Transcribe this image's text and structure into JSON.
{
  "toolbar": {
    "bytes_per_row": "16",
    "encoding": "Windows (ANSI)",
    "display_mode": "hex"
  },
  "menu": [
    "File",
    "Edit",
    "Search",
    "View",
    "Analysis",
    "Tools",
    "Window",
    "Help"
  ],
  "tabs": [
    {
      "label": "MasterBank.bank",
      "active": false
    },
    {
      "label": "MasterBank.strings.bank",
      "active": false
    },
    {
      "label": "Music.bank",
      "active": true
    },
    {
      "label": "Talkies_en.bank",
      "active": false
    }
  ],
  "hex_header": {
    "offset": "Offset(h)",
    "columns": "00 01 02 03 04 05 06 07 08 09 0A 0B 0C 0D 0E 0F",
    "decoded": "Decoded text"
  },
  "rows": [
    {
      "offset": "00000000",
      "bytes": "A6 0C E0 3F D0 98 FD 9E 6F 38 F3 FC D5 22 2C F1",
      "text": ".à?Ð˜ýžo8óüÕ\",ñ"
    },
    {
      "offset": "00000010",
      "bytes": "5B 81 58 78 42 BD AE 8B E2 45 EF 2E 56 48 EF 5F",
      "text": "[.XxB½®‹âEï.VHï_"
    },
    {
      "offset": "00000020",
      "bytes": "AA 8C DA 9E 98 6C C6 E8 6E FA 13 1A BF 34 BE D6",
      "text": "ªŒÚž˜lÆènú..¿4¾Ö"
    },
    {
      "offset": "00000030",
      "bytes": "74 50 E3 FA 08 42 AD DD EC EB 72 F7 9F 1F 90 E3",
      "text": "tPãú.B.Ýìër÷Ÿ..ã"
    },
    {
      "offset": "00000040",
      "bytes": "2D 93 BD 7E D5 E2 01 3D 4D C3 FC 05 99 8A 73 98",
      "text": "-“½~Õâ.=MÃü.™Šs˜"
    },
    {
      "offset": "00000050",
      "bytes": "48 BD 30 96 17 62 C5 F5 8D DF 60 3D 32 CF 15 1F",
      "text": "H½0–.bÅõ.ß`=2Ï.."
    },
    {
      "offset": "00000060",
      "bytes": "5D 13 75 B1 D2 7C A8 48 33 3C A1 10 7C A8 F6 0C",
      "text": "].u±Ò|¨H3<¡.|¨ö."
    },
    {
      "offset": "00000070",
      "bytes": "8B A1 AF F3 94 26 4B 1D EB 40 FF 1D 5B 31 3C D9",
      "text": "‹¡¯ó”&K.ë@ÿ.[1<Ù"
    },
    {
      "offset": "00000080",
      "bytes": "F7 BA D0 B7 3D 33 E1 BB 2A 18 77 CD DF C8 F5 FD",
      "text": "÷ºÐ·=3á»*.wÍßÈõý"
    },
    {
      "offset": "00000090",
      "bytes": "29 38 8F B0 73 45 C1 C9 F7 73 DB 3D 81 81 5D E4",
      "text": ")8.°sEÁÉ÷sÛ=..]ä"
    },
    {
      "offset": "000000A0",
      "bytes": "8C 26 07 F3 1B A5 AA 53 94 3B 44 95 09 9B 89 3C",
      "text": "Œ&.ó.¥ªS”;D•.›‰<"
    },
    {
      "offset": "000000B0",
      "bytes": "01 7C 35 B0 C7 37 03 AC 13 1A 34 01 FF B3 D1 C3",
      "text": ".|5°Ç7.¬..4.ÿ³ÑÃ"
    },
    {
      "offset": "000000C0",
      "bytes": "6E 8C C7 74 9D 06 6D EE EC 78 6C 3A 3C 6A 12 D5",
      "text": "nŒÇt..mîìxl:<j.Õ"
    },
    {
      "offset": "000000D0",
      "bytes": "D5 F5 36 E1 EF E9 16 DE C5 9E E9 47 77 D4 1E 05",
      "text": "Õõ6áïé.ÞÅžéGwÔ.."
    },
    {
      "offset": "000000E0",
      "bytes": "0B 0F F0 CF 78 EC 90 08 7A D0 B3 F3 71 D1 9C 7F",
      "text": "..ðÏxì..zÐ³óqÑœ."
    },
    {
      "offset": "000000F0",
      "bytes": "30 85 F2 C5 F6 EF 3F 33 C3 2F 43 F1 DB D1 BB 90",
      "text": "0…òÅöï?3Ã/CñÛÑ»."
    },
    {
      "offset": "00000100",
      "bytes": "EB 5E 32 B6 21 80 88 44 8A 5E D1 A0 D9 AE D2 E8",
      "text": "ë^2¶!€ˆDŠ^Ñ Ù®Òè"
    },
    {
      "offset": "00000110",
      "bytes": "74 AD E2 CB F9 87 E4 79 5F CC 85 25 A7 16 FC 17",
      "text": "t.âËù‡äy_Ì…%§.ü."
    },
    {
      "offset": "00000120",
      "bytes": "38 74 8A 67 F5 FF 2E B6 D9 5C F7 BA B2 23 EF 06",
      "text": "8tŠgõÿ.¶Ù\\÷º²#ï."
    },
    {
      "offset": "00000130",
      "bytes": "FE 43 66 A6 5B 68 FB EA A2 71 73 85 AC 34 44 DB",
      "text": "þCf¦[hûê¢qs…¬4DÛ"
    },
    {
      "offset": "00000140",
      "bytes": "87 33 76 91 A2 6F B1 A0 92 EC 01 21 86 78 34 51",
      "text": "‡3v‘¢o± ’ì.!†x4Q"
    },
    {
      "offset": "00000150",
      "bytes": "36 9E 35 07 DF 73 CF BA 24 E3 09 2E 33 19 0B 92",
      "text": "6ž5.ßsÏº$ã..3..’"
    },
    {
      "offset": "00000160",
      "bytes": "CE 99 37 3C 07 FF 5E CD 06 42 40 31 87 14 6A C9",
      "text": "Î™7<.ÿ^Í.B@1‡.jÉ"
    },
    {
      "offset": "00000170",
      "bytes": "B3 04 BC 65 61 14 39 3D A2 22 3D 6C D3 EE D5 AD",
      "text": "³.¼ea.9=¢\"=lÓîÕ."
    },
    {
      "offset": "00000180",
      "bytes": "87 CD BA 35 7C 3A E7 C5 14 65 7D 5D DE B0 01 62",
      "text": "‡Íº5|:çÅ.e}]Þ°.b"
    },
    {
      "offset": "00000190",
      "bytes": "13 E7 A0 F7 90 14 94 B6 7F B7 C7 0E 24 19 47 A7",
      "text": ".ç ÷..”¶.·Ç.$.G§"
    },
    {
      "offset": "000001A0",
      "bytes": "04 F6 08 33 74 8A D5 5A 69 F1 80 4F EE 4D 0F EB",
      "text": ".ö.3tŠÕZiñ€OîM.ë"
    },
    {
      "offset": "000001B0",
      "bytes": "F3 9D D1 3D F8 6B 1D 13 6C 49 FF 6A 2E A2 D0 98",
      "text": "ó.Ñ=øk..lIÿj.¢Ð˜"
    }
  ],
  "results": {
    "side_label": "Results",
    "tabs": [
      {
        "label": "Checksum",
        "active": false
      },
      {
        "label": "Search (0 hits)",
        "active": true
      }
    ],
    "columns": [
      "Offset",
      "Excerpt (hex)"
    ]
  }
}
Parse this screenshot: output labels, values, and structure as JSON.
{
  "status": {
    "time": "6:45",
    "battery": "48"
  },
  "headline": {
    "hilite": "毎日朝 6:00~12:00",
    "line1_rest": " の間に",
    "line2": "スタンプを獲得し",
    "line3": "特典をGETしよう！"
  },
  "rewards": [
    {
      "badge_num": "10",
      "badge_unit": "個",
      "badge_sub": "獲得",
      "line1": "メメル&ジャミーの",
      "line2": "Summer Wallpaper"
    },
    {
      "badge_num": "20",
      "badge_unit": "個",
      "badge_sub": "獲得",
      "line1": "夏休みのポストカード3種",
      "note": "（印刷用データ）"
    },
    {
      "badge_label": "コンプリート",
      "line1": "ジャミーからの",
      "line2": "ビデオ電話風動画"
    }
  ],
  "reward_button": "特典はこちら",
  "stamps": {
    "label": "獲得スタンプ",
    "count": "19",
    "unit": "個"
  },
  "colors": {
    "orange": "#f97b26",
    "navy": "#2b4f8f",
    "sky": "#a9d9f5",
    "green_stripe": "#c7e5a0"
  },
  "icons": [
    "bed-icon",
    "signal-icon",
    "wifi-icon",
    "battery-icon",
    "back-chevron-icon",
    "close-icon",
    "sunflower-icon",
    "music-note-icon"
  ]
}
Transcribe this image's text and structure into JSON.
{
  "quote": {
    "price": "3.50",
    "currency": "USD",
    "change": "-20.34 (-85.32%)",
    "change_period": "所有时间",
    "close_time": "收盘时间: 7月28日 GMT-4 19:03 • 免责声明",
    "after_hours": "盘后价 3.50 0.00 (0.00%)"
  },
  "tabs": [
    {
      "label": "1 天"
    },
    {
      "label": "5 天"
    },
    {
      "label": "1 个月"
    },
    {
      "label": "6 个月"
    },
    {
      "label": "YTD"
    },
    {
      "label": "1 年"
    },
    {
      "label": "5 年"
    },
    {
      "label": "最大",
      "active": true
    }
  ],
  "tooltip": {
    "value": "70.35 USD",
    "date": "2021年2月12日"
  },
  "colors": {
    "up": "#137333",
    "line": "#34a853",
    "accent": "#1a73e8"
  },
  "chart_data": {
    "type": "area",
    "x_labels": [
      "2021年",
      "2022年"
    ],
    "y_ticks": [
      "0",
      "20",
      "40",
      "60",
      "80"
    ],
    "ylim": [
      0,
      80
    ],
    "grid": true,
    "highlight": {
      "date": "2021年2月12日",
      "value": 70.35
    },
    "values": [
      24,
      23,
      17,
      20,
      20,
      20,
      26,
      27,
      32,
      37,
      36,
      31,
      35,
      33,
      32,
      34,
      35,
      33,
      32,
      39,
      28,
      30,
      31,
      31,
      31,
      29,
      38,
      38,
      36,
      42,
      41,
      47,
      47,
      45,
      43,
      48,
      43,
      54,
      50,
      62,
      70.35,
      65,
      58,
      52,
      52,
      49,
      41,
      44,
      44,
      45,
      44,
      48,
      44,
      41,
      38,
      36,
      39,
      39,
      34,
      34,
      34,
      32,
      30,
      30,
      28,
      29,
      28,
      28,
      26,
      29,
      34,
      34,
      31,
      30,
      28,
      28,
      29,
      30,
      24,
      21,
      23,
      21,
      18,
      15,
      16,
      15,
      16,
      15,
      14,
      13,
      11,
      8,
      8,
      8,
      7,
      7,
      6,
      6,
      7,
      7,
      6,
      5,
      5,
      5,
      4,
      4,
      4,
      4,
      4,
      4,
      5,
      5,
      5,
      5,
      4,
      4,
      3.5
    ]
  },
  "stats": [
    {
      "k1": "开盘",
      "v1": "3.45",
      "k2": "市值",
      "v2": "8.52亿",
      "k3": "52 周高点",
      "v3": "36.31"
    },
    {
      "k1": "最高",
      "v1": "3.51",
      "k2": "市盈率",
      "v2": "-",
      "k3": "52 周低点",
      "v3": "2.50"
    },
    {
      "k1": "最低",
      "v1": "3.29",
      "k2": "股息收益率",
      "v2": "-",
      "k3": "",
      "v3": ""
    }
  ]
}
________________
> _WHAT IS NEEDED_
Copy and report every line where the word "values" is present.

> _EXERCISE OUTPUT_
Parse this screenshot: output labels, values, and structure as JSON.
    "values": [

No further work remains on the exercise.